(What is needed) Select and copy out every line in the records containing "Tier".

(Extracted data)
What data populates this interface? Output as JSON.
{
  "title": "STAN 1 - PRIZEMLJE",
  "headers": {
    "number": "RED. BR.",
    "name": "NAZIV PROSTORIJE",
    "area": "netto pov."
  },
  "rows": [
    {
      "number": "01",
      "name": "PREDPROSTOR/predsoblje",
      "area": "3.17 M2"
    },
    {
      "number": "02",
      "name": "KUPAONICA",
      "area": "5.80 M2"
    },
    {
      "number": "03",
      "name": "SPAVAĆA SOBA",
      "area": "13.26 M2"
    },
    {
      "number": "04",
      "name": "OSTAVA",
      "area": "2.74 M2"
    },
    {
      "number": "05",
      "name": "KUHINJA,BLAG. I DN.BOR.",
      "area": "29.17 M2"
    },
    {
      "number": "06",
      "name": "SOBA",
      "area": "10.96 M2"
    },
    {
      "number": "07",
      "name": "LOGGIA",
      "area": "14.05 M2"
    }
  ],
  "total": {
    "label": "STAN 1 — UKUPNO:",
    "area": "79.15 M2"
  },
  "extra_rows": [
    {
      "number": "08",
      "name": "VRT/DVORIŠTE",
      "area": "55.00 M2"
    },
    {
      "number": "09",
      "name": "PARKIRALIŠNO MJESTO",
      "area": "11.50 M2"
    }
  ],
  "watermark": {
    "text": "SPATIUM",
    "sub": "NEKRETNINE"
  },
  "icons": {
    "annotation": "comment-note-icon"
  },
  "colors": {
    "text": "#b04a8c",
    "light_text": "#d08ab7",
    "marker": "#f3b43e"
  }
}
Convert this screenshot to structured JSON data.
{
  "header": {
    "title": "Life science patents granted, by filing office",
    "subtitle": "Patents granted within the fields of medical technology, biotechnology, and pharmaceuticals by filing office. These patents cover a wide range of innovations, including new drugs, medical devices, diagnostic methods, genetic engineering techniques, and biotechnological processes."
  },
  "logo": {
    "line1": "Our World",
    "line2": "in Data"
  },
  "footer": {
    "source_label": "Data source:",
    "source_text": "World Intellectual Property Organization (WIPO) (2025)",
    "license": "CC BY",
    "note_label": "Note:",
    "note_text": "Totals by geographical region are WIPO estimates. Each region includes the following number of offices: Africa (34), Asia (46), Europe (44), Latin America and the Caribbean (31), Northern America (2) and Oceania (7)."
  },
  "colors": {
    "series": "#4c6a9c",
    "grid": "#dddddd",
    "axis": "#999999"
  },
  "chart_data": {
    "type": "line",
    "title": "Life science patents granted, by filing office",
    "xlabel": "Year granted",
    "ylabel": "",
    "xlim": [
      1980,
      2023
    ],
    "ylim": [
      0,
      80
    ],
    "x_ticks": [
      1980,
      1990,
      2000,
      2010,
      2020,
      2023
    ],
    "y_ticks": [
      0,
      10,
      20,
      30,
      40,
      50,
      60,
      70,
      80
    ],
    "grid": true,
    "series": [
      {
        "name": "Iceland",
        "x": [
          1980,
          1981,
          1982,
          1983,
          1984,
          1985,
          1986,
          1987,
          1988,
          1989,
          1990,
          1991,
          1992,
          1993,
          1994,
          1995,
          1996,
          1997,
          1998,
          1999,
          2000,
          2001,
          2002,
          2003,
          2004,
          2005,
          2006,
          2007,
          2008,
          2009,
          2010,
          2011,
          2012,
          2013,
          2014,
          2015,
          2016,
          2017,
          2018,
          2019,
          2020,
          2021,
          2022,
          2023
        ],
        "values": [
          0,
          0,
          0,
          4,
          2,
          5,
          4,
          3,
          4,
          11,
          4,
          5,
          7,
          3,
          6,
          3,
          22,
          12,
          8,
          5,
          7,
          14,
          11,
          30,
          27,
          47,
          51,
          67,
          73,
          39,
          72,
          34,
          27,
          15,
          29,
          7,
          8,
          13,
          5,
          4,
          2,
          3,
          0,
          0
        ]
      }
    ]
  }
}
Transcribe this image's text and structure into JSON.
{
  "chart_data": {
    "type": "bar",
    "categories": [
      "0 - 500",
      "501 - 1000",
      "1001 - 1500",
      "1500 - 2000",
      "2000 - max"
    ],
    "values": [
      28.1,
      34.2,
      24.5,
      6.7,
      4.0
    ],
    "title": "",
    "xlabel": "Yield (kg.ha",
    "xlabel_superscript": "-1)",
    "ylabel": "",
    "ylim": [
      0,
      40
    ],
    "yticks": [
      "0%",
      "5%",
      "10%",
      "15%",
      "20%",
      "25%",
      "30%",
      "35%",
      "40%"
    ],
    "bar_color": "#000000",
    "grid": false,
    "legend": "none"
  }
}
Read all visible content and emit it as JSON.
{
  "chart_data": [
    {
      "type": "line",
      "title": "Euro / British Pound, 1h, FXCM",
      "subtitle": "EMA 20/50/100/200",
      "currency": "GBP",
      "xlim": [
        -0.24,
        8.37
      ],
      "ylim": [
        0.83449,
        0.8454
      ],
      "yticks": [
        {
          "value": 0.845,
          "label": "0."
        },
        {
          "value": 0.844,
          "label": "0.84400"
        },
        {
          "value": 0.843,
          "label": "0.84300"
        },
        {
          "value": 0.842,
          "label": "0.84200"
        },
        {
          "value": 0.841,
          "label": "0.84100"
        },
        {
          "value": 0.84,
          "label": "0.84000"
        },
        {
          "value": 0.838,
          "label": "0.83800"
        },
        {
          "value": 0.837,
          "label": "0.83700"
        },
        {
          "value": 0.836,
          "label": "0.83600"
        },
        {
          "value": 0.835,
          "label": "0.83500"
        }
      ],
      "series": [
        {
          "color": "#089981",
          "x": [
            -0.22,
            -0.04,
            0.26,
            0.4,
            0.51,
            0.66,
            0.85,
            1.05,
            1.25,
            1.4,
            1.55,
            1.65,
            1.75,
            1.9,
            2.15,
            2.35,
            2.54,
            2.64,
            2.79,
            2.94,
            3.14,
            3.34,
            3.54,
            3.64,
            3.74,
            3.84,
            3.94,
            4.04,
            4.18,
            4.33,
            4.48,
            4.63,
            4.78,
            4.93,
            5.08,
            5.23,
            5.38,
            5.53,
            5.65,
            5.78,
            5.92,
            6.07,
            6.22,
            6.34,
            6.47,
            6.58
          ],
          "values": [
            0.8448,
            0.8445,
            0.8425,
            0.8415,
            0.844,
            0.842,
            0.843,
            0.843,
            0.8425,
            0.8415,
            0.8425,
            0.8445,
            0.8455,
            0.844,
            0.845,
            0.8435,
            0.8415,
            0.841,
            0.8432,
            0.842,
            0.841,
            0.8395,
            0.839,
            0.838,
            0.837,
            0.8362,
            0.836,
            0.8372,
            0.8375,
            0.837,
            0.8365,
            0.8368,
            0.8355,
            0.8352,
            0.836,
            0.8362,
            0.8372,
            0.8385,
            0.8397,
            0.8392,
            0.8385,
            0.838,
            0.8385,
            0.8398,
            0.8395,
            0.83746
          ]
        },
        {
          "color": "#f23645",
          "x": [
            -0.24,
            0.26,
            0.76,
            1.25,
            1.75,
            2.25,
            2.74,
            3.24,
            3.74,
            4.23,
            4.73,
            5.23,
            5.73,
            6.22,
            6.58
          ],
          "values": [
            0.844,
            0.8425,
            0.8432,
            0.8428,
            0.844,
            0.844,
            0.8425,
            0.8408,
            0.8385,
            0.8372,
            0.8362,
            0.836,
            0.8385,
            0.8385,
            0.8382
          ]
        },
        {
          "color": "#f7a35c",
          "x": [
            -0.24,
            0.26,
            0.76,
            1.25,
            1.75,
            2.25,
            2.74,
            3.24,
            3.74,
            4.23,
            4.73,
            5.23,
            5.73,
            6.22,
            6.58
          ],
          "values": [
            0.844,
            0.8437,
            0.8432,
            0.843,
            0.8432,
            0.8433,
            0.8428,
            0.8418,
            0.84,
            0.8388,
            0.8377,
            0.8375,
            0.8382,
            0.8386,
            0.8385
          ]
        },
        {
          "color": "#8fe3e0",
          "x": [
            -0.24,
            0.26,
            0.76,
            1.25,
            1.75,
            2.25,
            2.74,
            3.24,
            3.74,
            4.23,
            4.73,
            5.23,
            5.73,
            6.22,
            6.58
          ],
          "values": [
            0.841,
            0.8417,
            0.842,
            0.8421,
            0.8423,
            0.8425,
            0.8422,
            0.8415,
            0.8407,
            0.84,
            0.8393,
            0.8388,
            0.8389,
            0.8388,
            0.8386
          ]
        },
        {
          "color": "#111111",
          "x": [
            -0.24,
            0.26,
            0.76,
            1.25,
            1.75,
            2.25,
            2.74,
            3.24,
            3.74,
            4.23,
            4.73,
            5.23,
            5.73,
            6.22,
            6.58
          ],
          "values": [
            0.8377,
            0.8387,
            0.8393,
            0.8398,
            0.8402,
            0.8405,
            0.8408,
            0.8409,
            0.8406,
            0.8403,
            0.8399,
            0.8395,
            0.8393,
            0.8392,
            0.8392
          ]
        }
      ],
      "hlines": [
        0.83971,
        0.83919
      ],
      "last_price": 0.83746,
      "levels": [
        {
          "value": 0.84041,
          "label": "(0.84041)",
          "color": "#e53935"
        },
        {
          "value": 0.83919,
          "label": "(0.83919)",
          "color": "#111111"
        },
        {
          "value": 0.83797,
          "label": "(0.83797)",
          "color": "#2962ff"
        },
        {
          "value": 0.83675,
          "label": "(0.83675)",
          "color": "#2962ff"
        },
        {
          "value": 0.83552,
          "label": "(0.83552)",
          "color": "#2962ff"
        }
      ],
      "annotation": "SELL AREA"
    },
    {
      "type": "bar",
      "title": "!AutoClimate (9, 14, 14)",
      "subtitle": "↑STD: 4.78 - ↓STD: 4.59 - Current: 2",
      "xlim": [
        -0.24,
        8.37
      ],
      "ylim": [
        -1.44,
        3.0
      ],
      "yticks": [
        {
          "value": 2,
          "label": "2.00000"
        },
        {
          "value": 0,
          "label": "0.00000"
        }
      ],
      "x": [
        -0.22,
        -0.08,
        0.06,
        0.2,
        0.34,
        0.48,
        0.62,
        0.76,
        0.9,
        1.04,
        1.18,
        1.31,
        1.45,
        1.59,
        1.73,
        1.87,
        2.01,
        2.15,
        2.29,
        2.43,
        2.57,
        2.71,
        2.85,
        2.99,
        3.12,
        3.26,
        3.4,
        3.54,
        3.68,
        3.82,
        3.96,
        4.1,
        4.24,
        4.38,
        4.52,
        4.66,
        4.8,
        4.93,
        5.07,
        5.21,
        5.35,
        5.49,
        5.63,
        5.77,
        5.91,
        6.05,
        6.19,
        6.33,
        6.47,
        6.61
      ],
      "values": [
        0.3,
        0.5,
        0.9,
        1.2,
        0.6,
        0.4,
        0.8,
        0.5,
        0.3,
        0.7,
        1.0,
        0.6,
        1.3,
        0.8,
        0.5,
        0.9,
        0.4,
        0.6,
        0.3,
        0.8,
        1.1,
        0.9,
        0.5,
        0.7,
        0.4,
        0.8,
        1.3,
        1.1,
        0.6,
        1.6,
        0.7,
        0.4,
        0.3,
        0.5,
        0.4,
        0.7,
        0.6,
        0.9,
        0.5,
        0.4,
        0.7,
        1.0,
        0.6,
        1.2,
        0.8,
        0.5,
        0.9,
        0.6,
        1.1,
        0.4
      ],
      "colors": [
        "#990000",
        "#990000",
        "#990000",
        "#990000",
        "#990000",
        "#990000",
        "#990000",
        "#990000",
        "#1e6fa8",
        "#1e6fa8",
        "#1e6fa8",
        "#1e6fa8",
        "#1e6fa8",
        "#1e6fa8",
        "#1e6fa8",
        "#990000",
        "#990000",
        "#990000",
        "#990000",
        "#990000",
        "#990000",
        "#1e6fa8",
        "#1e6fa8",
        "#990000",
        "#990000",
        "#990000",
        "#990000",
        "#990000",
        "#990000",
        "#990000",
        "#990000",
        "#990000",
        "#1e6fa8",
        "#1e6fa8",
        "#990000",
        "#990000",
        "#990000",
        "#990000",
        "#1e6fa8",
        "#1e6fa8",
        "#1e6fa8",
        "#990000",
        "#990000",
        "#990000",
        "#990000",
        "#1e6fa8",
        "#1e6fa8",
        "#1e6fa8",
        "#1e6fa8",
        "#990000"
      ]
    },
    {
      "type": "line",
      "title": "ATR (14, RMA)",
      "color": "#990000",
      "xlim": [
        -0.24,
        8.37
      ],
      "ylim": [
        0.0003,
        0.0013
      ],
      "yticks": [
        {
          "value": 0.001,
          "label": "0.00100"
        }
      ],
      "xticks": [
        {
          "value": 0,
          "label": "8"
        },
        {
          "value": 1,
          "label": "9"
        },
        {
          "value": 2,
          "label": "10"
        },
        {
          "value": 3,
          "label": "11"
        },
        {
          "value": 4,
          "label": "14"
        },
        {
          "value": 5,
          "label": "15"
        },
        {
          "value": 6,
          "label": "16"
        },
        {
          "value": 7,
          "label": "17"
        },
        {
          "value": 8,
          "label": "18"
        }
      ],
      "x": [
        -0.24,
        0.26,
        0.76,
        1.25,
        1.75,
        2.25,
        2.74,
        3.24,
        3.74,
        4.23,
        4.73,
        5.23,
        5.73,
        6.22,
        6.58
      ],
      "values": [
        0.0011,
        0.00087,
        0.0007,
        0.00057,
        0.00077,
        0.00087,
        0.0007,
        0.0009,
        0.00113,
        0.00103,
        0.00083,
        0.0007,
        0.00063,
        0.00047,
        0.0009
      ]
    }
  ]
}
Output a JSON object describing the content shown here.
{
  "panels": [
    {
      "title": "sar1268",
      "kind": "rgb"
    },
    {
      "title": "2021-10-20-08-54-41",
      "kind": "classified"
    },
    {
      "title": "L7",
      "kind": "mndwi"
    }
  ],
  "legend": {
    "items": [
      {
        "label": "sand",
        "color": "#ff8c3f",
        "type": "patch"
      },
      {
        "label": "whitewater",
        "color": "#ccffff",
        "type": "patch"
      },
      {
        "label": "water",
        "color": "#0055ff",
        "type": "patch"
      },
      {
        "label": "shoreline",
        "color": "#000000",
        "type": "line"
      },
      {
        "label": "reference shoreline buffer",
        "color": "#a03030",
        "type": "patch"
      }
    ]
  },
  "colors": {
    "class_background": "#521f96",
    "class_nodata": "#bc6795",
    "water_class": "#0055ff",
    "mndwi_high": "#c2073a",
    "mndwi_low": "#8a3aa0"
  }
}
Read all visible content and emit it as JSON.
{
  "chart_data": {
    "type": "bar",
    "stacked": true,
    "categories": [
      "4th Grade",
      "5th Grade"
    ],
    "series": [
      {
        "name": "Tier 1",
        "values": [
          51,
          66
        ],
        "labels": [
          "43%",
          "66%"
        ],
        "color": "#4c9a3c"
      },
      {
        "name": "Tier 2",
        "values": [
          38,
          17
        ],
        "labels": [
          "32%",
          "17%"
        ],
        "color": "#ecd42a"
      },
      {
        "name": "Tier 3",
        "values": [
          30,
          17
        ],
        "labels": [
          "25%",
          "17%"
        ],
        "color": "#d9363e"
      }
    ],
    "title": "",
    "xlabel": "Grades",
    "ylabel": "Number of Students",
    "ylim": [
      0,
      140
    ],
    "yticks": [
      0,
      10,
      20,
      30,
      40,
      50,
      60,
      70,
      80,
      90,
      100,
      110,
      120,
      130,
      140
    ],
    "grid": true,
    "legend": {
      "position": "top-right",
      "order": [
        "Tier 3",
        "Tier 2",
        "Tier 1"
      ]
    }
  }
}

(Exercise result)
        "name": "Tier 1",
        "name": "Tier 2",
        "name": "Tier 3",
        "Tier 3",
        "Tier 2",
        "Tier 1"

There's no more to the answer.